Skip every picture and copy only the lines from the one containing "Output a JSON" to the final line of the records below.

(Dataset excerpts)

• • • •

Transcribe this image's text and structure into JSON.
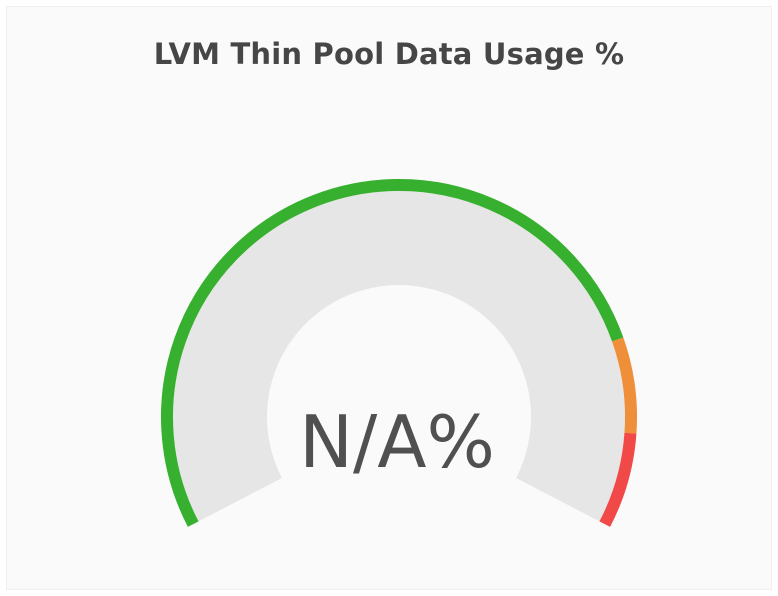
{
  "panel": {
    "title": "LVM Thin Pool Data Usage %"
  },
  "gauge": {
    "value_text": "N/A%",
    "min": 0,
    "max": 100,
    "thresholds": [
      {
        "from": 0,
        "to": 80,
        "color": "#37b02f"
      },
      {
        "from": 80,
        "to": 90,
        "color": "#ef8f3a"
      },
      {
        "from": 90,
        "to": 100,
        "color": "#f14848"
      }
    ],
    "track_color": "#e6e6e6",
    "value_color": "#505050"
  }
}
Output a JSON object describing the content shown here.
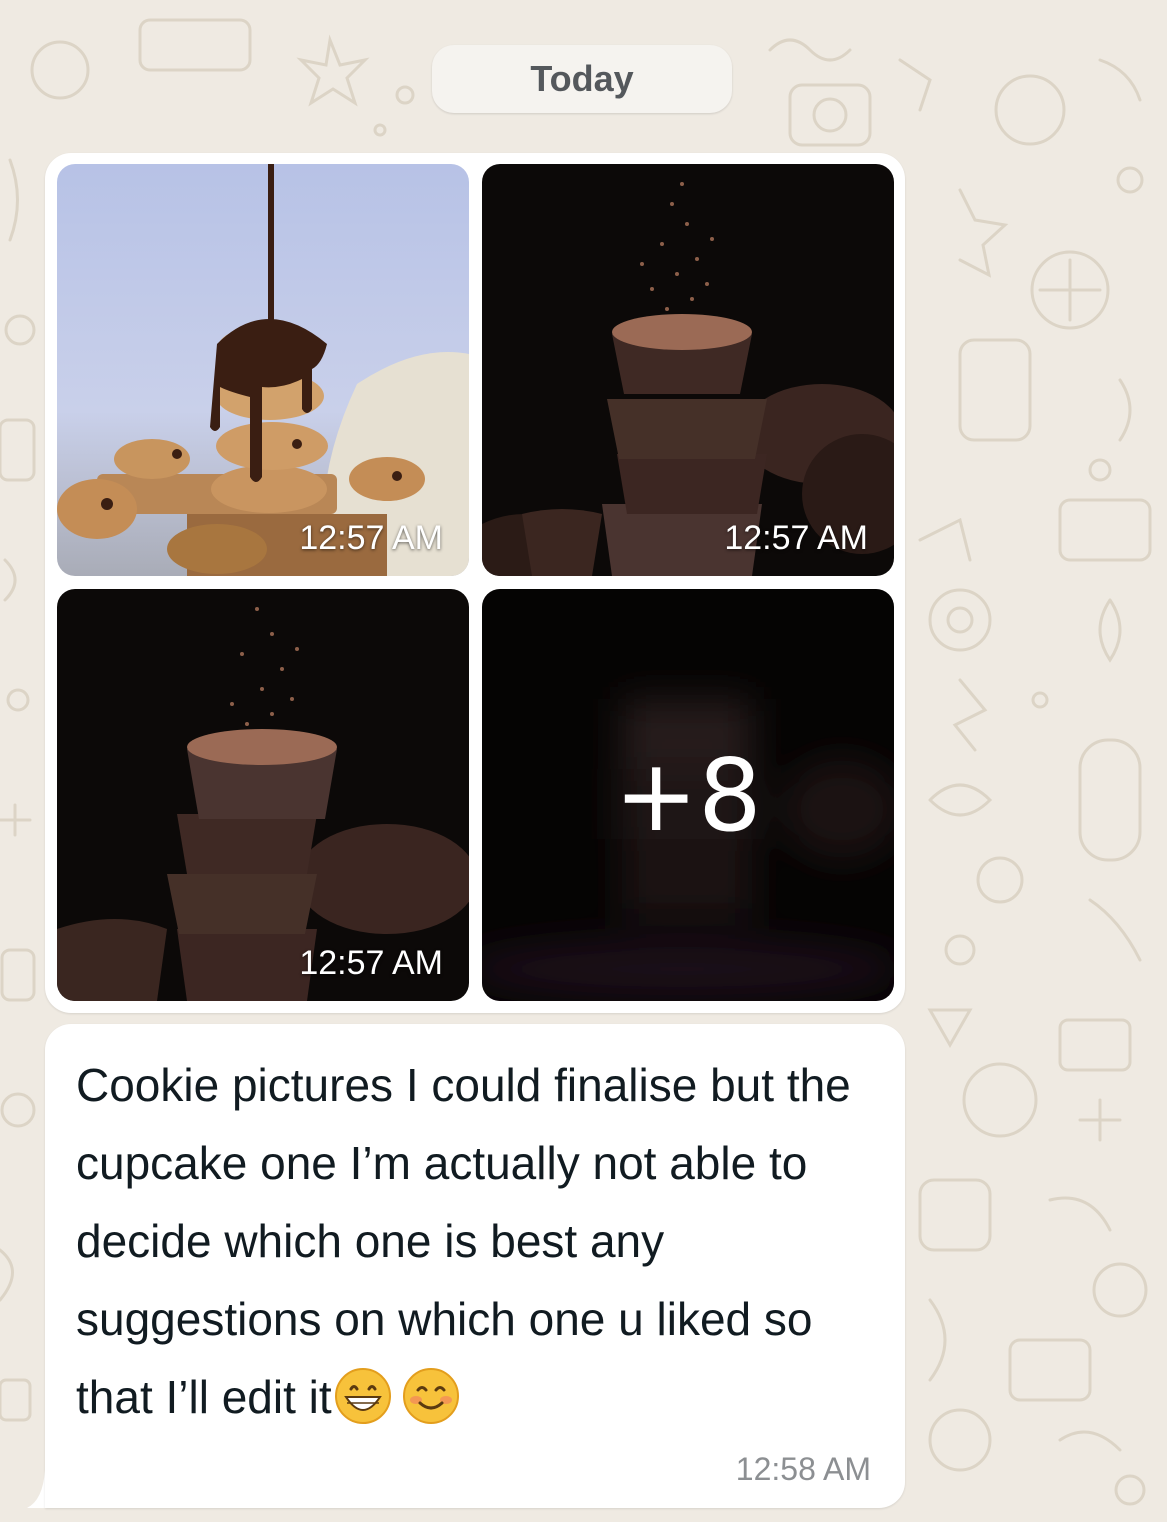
{
  "chat": {
    "date_separator": "Today",
    "media_message": {
      "items": [
        {
          "description": "stacked-chocolate-chip-cookies-photo",
          "time": "12:57 AM"
        },
        {
          "description": "stacked-chocolate-cupcakes-photo",
          "time": "12:57 AM"
        },
        {
          "description": "stacked-chocolate-cupcakes-photo",
          "time": "12:57 AM"
        },
        {
          "description": "more-photos-thumbnail",
          "more_count": "+8"
        }
      ]
    },
    "text_message": {
      "text": "Cookie pictures I could finalise but the cupcake one I’m actually not able to decide which one is best any suggestions on which one u liked so that I’ll edit it",
      "emojis": [
        "grinning-face-emoji",
        "smiling-face-emoji"
      ],
      "time": "12:58 AM"
    }
  },
  "colors": {
    "wallpaper": "#efeae2",
    "bubble": "#ffffff",
    "text": "#111b21",
    "timestamp": "#8c8f92"
  }
}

• • • •

> **FULL SOLUTION**:
Output a JSON object describing the content shown here.
{
  "chat": {
    "date_separator": "Today",
    "media_message": {
      "items": [
        {
          "description": "stacked-chocolate-chip-cookies-photo",
          "time": "12:57 AM"
        },
        {
          "description": "stacked-chocolate-cupcakes-photo",
          "time": "12:57 AM"
        },
        {
          "description": "stacked-chocolate-cupcakes-photo",
          "time": "12:57 AM"
        },
        {
          "description": "more-photos-thumbnail",
          "more_count": "+8"
        }
      ]
    },
    "text_message": {
      "text": "Cookie pictures I could finalise but the cupcake one I’m actually not able to decide which one is best any suggestions on which one u liked so that I’ll edit it",
      "emojis": [
        "grinning-face-emoji",
        "smiling-face-emoji"
      ],
      "time": "12:58 AM"
    }
  },
  "colors": {
    "wallpaper": "#efeae2",
    "bubble": "#ffffff",
    "text": "#111b21",
    "timestamp": "#8c8f92"
  }
}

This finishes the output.